Figure content listings
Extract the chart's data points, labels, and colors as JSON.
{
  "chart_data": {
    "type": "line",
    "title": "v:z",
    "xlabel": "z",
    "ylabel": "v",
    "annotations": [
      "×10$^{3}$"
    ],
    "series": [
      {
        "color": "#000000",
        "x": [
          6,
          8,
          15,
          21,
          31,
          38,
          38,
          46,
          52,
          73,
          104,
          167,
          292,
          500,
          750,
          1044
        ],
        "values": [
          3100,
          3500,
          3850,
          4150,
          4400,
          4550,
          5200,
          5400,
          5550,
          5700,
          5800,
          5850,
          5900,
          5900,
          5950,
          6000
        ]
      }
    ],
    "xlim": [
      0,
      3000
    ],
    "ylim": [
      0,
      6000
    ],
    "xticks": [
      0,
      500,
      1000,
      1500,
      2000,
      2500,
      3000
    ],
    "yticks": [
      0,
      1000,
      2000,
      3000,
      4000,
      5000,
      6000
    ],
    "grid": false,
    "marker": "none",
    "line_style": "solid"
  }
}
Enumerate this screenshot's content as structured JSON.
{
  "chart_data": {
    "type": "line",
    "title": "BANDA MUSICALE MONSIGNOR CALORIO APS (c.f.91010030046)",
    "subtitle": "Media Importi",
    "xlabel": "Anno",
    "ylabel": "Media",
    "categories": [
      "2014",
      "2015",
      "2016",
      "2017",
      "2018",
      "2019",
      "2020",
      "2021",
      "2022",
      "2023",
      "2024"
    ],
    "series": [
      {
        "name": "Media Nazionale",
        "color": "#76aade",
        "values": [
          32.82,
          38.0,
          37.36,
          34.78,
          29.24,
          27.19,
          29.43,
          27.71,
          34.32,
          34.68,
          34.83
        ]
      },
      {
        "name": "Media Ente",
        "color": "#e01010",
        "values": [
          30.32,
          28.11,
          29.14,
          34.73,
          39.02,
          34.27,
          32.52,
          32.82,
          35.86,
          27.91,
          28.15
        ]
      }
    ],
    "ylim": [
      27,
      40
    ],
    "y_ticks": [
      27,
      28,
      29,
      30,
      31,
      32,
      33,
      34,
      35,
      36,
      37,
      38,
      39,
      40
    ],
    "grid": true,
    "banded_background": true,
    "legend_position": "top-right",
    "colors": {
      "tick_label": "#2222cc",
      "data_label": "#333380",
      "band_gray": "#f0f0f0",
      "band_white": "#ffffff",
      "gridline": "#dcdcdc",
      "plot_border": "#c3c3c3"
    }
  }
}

- Problem requirements -
Reproduce each entry word for word.

- Solution for this task -
Extract the chart's data points, labels, and colors as JSON.
{
  "chart_data": {
    "type": "line",
    "title": "v:z",
    "xlabel": "z",
    "ylabel": "v",
    "annotations": [
      "×10$^{3}$"
    ],
    "series": [
      {
        "color": "#000000",
        "x": [
          6,
          8,
          15,
          21,
          31,
          38,
          38,
          46,
          52,
          73,
          104,
          167,
          292,
          500,
          750,
          1044
        ],
        "values": [
          3100,
          3500,
          3850,
          4150,
          4400,
          4550,
          5200,
          5400,
          5550,
          5700,
          5800,
          5850,
          5900,
          5900,
          5950,
          6000
        ]
      }
    ],
    "xlim": [
      0,
      3000
    ],
    "ylim": [
      0,
      6000
    ],
    "xticks": [
      0,
      500,
      1000,
      1500,
      2000,
      2500,
      3000
    ],
    "yticks": [
      0,
      1000,
      2000,
      3000,
      4000,
      5000,
      6000
    ],
    "grid": false,
    "marker": "none",
    "line_style": "solid"
  }
}
Enumerate this screenshot's content as structured JSON.
{
  "chart_data": {
    "type": "line",
    "title": "BANDA MUSICALE MONSIGNOR CALORIO APS (c.f.91010030046)",
    "subtitle": "Media Importi",
    "xlabel": "Anno",
    "ylabel": "Media",
    "categories": [
      "2014",
      "2015",
      "2016",
      "2017",
      "2018",
      "2019",
      "2020",
      "2021",
      "2022",
      "2023",
      "2024"
    ],
    "series": [
      {
        "name": "Media Nazionale",
        "color": "#76aade",
        "values": [
          32.82,
          38.0,
          37.36,
          34.78,
          29.24,
          27.19,
          29.43,
          27.71,
          34.32,
          34.68,
          34.83
        ]
      },
      {
        "name": "Media Ente",
        "color": "#e01010",
        "values": [
          30.32,
          28.11,
          29.14,
          34.73,
          39.02,
          34.27,
          32.52,
          32.82,
          35.86,
          27.91,
          28.15
        ]
      }
    ],
    "ylim": [
      27,
      40
    ],
    "y_ticks": [
      27,
      28,
      29,
      30,
      31,
      32,
      33,
      34,
      35,
      36,
      37,
      38,
      39,
      40
    ],
    "grid": true,
    "banded_background": true,
    "legend_position": "top-right",
    "colors": {
      "tick_label": "#2222cc",
      "data_label": "#333380",
      "band_gray": "#f0f0f0",
      "band_white": "#ffffff",
      "gridline": "#dcdcdc",
      "plot_border": "#c3c3c3"
    }
  }
}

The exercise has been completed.